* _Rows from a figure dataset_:
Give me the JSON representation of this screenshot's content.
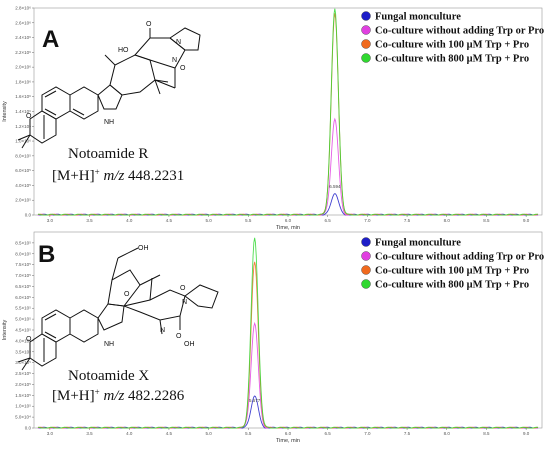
{
  "chart_data": [
    {
      "type": "line",
      "panel_label": "A",
      "compound_name": "Notoamide R",
      "ion_prefix": "[M+H]",
      "ion_sup": "+",
      "ion_mz_label": "m/z",
      "ion_value": "448.2231",
      "ylabel": "Intensity",
      "xlabel": "Time, min",
      "xlim": [
        2.8,
        9.2
      ],
      "ylim": [
        0,
        2.8
      ],
      "x_ticks": [
        "3.0",
        "3.5",
        "4.0",
        "4.5",
        "5.0",
        "5.5",
        "6.0",
        "6.5",
        "7.0",
        "7.5",
        "8.0",
        "8.5",
        "9.0"
      ],
      "y_ticks": [
        "0.0",
        "2.0×10⁵",
        "4.0×10⁵",
        "6.0×10⁵",
        "8.0×10⁵",
        "1.0×10⁶",
        "1.2×10⁶",
        "1.4×10⁶",
        "1.6×10⁶",
        "1.8×10⁶",
        "2.0×10⁶",
        "2.2×10⁶",
        "2.4×10⁶",
        "2.6×10⁶",
        "2.8×10⁶"
      ],
      "peak_label": "6.594",
      "peak_x": 6.59,
      "series": [
        {
          "name": "Fungal monculture",
          "color": "#1e1ec8",
          "peak": 0.3
        },
        {
          "name": "Co-culture without adding Trp or Pro",
          "color": "#e040e0",
          "peak": 1.3
        },
        {
          "name": "Co-culture with 100 μM Trp + Pro",
          "color": "#f06a1e",
          "peak": 2.72
        },
        {
          "name": "Co-culture with 800 μM Trp + Pro",
          "color": "#30d830",
          "peak": 2.78
        }
      ]
    },
    {
      "type": "line",
      "panel_label": "B",
      "compound_name": "Notoamide X",
      "ion_prefix": "[M+H]",
      "ion_sup": "+",
      "ion_mz_label": "m/z",
      "ion_value": "482.2286",
      "ylabel": "Intensity",
      "xlabel": "Time, min",
      "xlim": [
        2.8,
        9.2
      ],
      "ylim": [
        0,
        9.0
      ],
      "x_ticks": [
        "3.0",
        "3.5",
        "4.0",
        "4.5",
        "5.0",
        "5.5",
        "6.0",
        "6.5",
        "7.0",
        "7.5",
        "8.0",
        "8.5",
        "9.0"
      ],
      "y_ticks": [
        "0.0",
        "5.0×10⁴",
        "1.0×10⁵",
        "1.5×10⁵",
        "2.0×10⁵",
        "2.5×10⁵",
        "3.0×10⁵",
        "3.5×10⁵",
        "4.0×10⁵",
        "4.5×10⁵",
        "5.0×10⁵",
        "5.5×10⁵",
        "6.0×10⁵",
        "6.5×10⁵",
        "7.0×10⁵",
        "7.5×10⁵",
        "8.0×10⁵",
        "8.5×10⁵"
      ],
      "peak_label": "5.577",
      "peak_x": 5.58,
      "series": [
        {
          "name": "Fungal monculture",
          "color": "#1e1ec8",
          "peak": 1.5
        },
        {
          "name": "Co-culture without adding Trp or Pro",
          "color": "#e040e0",
          "peak": 4.8
        },
        {
          "name": "Co-culture with 100 μM Trp + Pro",
          "color": "#f06a1e",
          "peak": 7.6
        },
        {
          "name": "Co-culture with 800 μM Trp + Pro",
          "color": "#30d830",
          "peak": 8.7
        }
      ]
    }
  ]
}
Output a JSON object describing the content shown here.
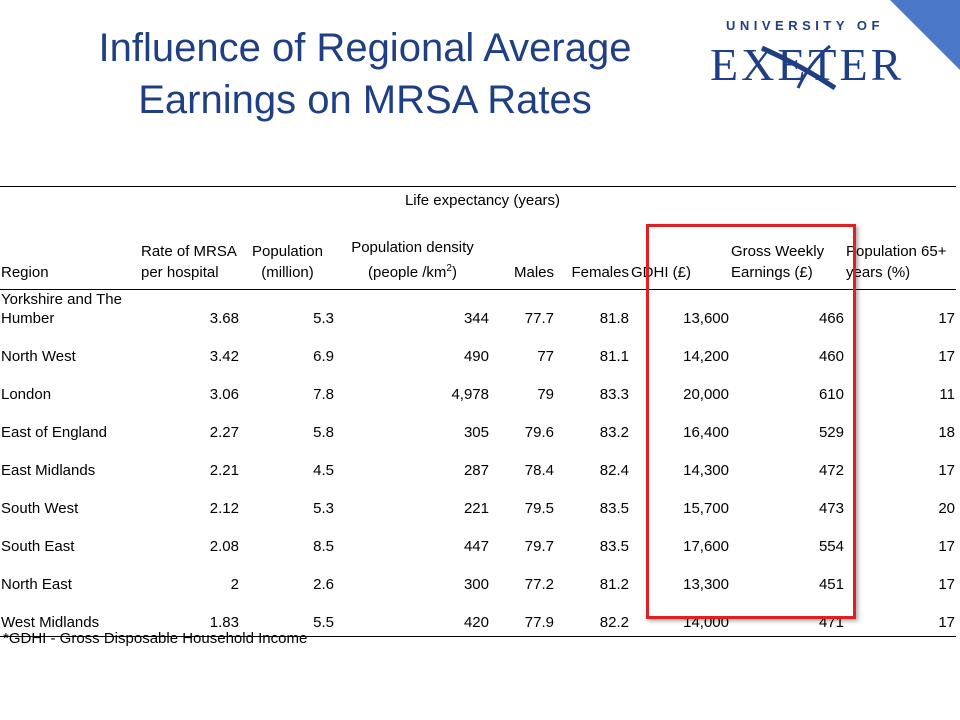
{
  "title_line1": "Influence of Regional Average",
  "title_line2": "Earnings on MRSA Rates",
  "logo": {
    "top_text": "UNIVERSITY OF",
    "word": "EXETER"
  },
  "colors": {
    "title": "#1f3f84",
    "corner": "#4a78c6",
    "highlight": "#e02020"
  },
  "table": {
    "group_header": "Life expectancy (years)",
    "headers": {
      "region": "Region",
      "mrsa": "Rate of MRSA per hospital",
      "population": "Population (million)",
      "density": "Population density (people /km",
      "density_sup": "2",
      "density_close": ")",
      "males": "Males",
      "females": "Females",
      "gdhi": "GDHI (£)",
      "earnings": "Gross Weekly Earnings (£)",
      "pop65": "Population 65+ years (%)"
    },
    "rows": [
      [
        "Yorkshire and The Humber",
        "3.68",
        "5.3",
        "344",
        "77.7",
        "81.8",
        "13,600",
        "466",
        "17"
      ],
      [
        "North West",
        "3.42",
        "6.9",
        "490",
        "77",
        "81.1",
        "14,200",
        "460",
        "17"
      ],
      [
        "London",
        "3.06",
        "7.8",
        "4,978",
        "79",
        "83.3",
        "20,000",
        "610",
        "11"
      ],
      [
        "East of England",
        "2.27",
        "5.8",
        "305",
        "79.6",
        "83.2",
        "16,400",
        "529",
        "18"
      ],
      [
        "East Midlands",
        "2.21",
        "4.5",
        "287",
        "78.4",
        "82.4",
        "14,300",
        "472",
        "17"
      ],
      [
        "South West",
        "2.12",
        "5.3",
        "221",
        "79.5",
        "83.5",
        "15,700",
        "473",
        "20"
      ],
      [
        "South East",
        "2.08",
        "8.5",
        "447",
        "79.7",
        "83.5",
        "17,600",
        "554",
        "17"
      ],
      [
        "North East",
        "2",
        "2.6",
        "300",
        "77.2",
        "81.2",
        "13,300",
        "451",
        "17"
      ],
      [
        "West Midlands",
        "1.83",
        "5.5",
        "420",
        "77.9",
        "82.2",
        "14,000",
        "471",
        "17"
      ]
    ]
  },
  "footnote": "*GDHI - Gross Disposable Household Income"
}
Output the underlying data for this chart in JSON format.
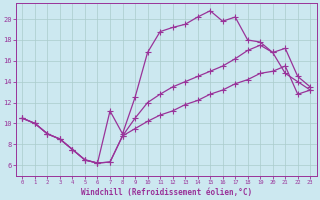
{
  "xlabel": "Windchill (Refroidissement éolien,°C)",
  "bg_color": "#cce8f0",
  "grid_color": "#aacccc",
  "line_color": "#993399",
  "xlim": [
    -0.5,
    23.5
  ],
  "ylim": [
    5.0,
    21.5
  ],
  "yticks": [
    6,
    8,
    10,
    12,
    14,
    16,
    18,
    20
  ],
  "xticks": [
    0,
    1,
    2,
    3,
    4,
    5,
    6,
    7,
    8,
    9,
    10,
    11,
    12,
    13,
    14,
    15,
    16,
    17,
    18,
    19,
    20,
    21,
    22,
    23
  ],
  "line_bottom_x": [
    0,
    1,
    2,
    3,
    4,
    5,
    6,
    7,
    8,
    9,
    10,
    11,
    12,
    13,
    14,
    15,
    16,
    17,
    18,
    19,
    20,
    21,
    22,
    23
  ],
  "line_bottom_y": [
    10.5,
    10.0,
    9.0,
    8.5,
    7.5,
    6.5,
    6.2,
    6.3,
    8.8,
    9.5,
    10.2,
    10.8,
    11.2,
    11.8,
    12.2,
    12.8,
    13.2,
    13.8,
    14.2,
    14.8,
    15.0,
    15.5,
    12.8,
    13.2
  ],
  "line_top_x": [
    0,
    1,
    2,
    3,
    4,
    5,
    6,
    7,
    8,
    9,
    10,
    11,
    12,
    13,
    14,
    15,
    16,
    17,
    18,
    19,
    20,
    21,
    22,
    23
  ],
  "line_top_y": [
    10.5,
    10.0,
    9.0,
    8.5,
    7.5,
    6.5,
    6.2,
    11.2,
    9.0,
    12.5,
    16.8,
    18.8,
    19.2,
    19.5,
    20.2,
    20.8,
    19.8,
    20.2,
    18.0,
    17.8,
    16.8,
    14.8,
    14.0,
    13.2
  ],
  "line_mid_x": [
    0,
    1,
    2,
    3,
    4,
    5,
    6,
    7,
    8,
    9,
    10,
    11,
    12,
    13,
    14,
    15,
    16,
    17,
    18,
    19,
    20,
    21,
    22,
    23
  ],
  "line_mid_y": [
    10.5,
    10.0,
    9.0,
    8.5,
    7.5,
    6.5,
    6.2,
    6.3,
    8.8,
    10.5,
    12.0,
    12.8,
    13.5,
    14.0,
    14.5,
    15.0,
    15.5,
    16.2,
    17.0,
    17.5,
    16.8,
    17.2,
    14.5,
    13.5
  ]
}
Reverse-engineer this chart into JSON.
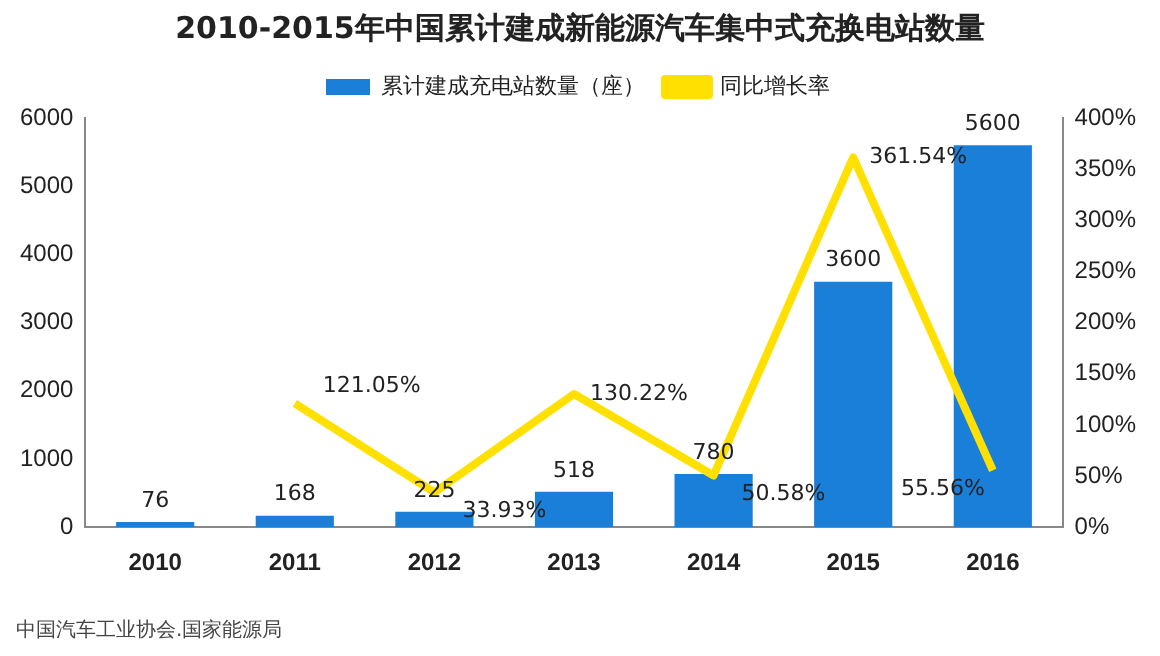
{
  "chart_data": {
    "type": "bar",
    "title": "2010-2015年中国累计建成新能源汽车集中式充换电站数量",
    "categories": [
      "2010",
      "2011",
      "2012",
      "2013",
      "2014",
      "2015",
      "2016"
    ],
    "series": [
      {
        "name": "累计建成充电站数量（座）",
        "color": "#1a7fd8",
        "values": [
          76,
          168,
          225,
          518,
          780,
          3600,
          5600
        ],
        "value_labels": [
          "76",
          "168",
          "225",
          "518",
          "780",
          "3600",
          "5600"
        ]
      },
      {
        "name": "同比增长率",
        "type": "line",
        "axis": "y2",
        "color": "#ffe000",
        "values": [
          null,
          121.05,
          33.93,
          130.22,
          50.58,
          361.54,
          55.56
        ],
        "value_labels": [
          null,
          "121.05%",
          "33.93%",
          "130.22%",
          "50.58%",
          "361.54%",
          "55.56%"
        ]
      }
    ],
    "ylim": [
      0,
      6000
    ],
    "yticks": [
      0,
      1000,
      2000,
      3000,
      4000,
      5000,
      6000
    ],
    "y2lim": [
      0,
      400
    ],
    "y2ticks": [
      {
        "value": 0,
        "label": "0%"
      },
      {
        "value": 50,
        "label": "50%"
      },
      {
        "value": 100,
        "label": "100%"
      },
      {
        "value": 150,
        "label": "150%"
      },
      {
        "value": 200,
        "label": "200%"
      },
      {
        "value": 250,
        "label": "250%"
      },
      {
        "value": 300,
        "label": "300%"
      },
      {
        "value": 350,
        "label": "350%"
      },
      {
        "value": 400,
        "label": "400%"
      }
    ],
    "grid": false,
    "legend": "top",
    "marker": "none",
    "annotations": [
      "中国汽车工业协会.国家能源局"
    ]
  }
}
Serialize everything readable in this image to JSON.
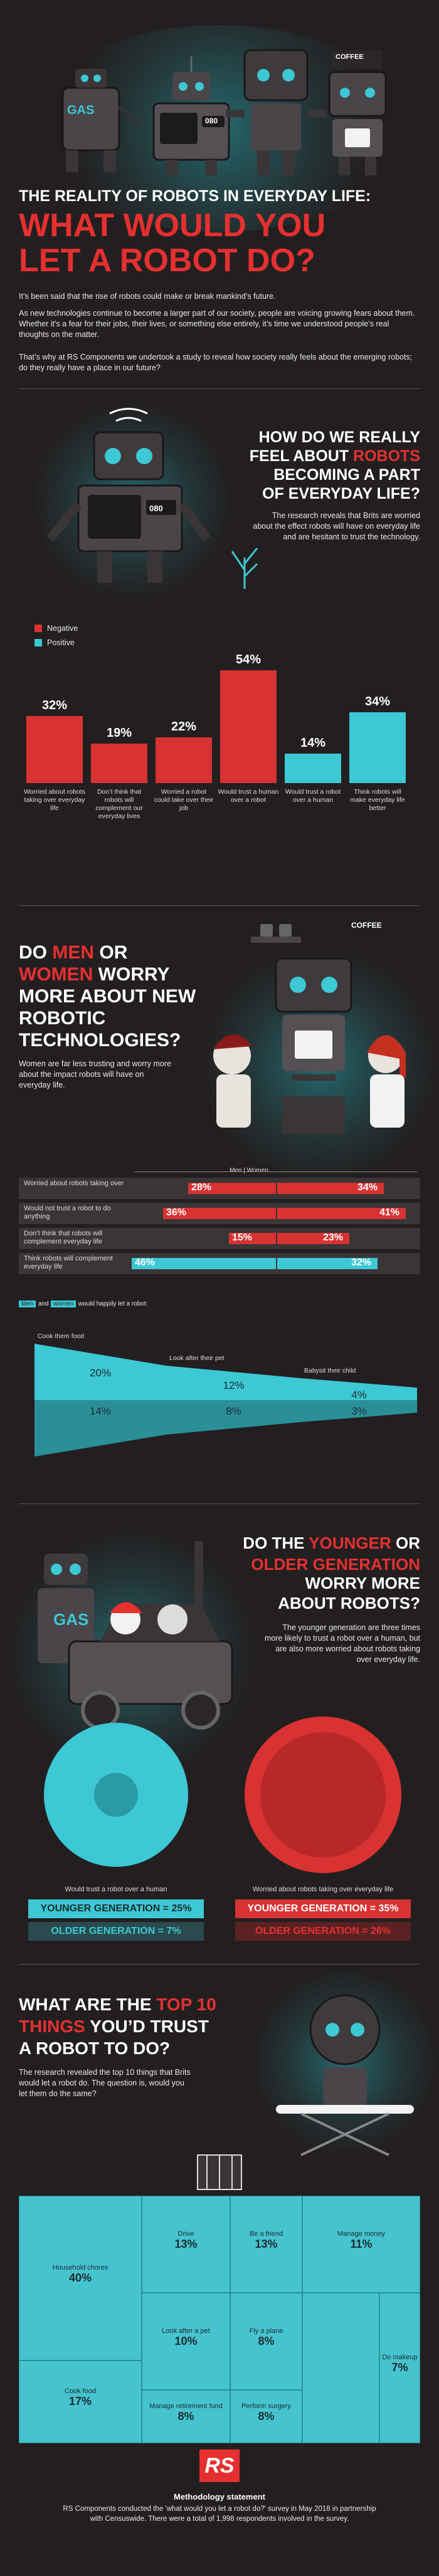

* _Do this_: Search the data for "MRSA". Copy every line that has it.

* _Exercise result_:
  "title_line2": "Earnings on MRSA Rates",
      "mrsa": "Rate of MRSA per hospital",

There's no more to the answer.